** BEGIN SUPPLIED DATA **

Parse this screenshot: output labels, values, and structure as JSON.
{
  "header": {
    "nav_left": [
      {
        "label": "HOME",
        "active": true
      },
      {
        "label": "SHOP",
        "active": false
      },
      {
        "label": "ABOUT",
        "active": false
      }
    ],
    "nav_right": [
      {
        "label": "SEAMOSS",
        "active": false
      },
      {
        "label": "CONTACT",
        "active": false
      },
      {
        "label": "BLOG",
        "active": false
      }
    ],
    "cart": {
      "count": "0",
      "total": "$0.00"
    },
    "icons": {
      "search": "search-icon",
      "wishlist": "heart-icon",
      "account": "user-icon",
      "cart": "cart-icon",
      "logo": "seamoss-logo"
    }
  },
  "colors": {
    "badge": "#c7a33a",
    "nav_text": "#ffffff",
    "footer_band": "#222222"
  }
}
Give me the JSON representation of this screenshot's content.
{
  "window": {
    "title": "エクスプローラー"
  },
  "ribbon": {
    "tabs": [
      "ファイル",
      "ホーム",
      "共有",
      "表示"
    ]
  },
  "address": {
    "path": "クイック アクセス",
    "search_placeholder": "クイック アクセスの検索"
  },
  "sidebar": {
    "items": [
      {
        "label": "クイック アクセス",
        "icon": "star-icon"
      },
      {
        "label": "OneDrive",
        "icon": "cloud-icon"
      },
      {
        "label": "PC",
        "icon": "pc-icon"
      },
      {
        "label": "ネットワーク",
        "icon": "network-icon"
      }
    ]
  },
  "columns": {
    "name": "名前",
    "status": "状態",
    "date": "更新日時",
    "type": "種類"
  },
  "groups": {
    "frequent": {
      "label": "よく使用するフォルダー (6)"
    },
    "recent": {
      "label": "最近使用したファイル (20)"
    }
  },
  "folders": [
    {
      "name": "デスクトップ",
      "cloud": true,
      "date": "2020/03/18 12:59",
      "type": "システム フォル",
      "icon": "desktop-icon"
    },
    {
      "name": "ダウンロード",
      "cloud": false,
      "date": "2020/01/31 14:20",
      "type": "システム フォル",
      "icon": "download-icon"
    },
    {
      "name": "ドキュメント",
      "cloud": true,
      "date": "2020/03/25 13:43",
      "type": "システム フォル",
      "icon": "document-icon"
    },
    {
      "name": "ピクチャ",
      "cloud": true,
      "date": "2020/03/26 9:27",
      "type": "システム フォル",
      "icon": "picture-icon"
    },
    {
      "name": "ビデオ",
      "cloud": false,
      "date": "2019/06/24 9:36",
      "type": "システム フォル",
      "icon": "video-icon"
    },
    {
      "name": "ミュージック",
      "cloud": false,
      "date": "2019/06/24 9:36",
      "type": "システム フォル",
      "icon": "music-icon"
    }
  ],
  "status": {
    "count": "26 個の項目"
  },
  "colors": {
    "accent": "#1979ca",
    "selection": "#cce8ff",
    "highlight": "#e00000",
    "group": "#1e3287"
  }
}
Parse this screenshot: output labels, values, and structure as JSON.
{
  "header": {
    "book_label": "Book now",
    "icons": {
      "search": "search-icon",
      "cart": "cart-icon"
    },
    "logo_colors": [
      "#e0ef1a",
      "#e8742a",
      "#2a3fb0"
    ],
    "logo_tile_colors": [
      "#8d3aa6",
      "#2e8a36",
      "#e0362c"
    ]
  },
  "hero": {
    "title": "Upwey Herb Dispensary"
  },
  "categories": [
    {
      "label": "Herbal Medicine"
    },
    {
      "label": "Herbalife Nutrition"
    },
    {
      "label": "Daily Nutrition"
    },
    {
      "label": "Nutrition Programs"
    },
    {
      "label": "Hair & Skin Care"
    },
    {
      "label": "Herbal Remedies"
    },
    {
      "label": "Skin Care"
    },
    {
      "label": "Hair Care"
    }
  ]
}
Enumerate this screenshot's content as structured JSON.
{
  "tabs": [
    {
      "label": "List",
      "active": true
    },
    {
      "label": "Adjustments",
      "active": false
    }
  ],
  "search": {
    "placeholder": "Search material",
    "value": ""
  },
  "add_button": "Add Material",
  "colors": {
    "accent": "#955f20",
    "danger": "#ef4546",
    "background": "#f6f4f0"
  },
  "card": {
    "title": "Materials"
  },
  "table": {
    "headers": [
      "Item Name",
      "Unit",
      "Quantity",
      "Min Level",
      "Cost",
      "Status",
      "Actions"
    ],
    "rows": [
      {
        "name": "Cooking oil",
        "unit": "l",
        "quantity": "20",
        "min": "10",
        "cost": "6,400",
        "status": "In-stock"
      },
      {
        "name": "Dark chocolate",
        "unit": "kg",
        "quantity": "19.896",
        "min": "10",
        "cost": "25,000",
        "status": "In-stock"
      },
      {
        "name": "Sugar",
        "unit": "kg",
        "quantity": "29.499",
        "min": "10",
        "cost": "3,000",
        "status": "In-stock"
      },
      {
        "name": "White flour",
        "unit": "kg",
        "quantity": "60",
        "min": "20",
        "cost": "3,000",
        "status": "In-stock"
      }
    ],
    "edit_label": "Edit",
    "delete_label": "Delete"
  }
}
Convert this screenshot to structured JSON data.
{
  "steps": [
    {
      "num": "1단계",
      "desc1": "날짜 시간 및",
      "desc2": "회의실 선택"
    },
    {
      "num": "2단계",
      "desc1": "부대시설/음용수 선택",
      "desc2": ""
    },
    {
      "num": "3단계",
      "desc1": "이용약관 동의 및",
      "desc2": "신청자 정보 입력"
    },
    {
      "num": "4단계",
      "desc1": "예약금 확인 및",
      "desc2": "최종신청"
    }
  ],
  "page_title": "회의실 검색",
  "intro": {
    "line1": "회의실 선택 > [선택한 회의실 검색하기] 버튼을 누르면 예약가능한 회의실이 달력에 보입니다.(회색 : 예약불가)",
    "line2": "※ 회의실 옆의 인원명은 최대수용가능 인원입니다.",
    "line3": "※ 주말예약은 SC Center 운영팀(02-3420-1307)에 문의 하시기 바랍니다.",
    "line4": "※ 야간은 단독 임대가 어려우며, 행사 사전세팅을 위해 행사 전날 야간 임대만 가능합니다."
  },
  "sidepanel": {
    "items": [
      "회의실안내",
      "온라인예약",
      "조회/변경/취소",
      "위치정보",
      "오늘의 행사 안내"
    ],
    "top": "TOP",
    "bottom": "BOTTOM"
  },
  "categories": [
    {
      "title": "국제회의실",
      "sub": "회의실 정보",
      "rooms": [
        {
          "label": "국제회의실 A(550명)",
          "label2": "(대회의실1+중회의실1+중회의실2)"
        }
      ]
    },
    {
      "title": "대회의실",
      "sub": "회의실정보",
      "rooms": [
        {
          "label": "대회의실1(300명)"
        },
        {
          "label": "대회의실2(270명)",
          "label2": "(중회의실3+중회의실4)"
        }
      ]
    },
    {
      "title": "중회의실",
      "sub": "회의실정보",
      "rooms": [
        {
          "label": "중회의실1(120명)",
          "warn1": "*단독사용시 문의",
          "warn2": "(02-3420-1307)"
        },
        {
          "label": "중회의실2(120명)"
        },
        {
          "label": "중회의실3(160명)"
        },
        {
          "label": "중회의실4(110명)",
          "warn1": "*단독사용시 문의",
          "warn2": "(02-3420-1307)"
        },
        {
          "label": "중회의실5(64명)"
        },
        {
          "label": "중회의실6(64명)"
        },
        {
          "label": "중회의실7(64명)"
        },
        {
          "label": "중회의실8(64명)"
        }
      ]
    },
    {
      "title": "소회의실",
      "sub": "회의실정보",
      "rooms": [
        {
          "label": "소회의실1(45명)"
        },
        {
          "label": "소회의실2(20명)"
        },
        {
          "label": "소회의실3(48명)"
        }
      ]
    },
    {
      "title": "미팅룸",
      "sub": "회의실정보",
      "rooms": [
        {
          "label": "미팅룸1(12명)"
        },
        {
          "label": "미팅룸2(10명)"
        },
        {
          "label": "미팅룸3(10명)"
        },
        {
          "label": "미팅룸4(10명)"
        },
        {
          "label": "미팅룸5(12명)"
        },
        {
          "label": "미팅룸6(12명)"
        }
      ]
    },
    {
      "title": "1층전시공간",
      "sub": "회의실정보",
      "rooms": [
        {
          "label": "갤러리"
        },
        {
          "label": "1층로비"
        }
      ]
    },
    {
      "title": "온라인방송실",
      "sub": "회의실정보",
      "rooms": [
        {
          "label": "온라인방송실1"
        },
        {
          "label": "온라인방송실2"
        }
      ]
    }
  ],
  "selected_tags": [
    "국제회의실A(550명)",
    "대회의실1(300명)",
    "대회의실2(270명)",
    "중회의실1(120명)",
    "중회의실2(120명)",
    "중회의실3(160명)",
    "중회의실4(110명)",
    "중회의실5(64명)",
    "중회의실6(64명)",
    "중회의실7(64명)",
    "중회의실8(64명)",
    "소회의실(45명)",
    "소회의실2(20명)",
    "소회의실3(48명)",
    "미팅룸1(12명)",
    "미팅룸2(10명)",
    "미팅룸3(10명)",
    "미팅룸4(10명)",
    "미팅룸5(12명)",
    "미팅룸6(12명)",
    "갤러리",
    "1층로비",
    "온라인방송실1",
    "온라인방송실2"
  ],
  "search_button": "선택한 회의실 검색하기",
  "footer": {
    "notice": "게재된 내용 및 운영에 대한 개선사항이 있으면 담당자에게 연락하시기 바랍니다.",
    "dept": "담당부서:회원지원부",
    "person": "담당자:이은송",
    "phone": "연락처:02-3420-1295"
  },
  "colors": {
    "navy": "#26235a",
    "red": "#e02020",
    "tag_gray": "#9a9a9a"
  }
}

** END SUPPLIED DATA **

▶ [YOUR OBJECTIVE]:
Track down the lines that include the word "this" and copy them.

▶ [WORKED ANSWER]:
Parse this screenshot: output labels, values, and structure as JSON.
Give me the JSON representation of this screenshot's content.
Parse this screenshot: output labels, values, and structure as JSON.
Enumerate this screenshot's content as structured JSON.
Convert this screenshot to structured JSON data.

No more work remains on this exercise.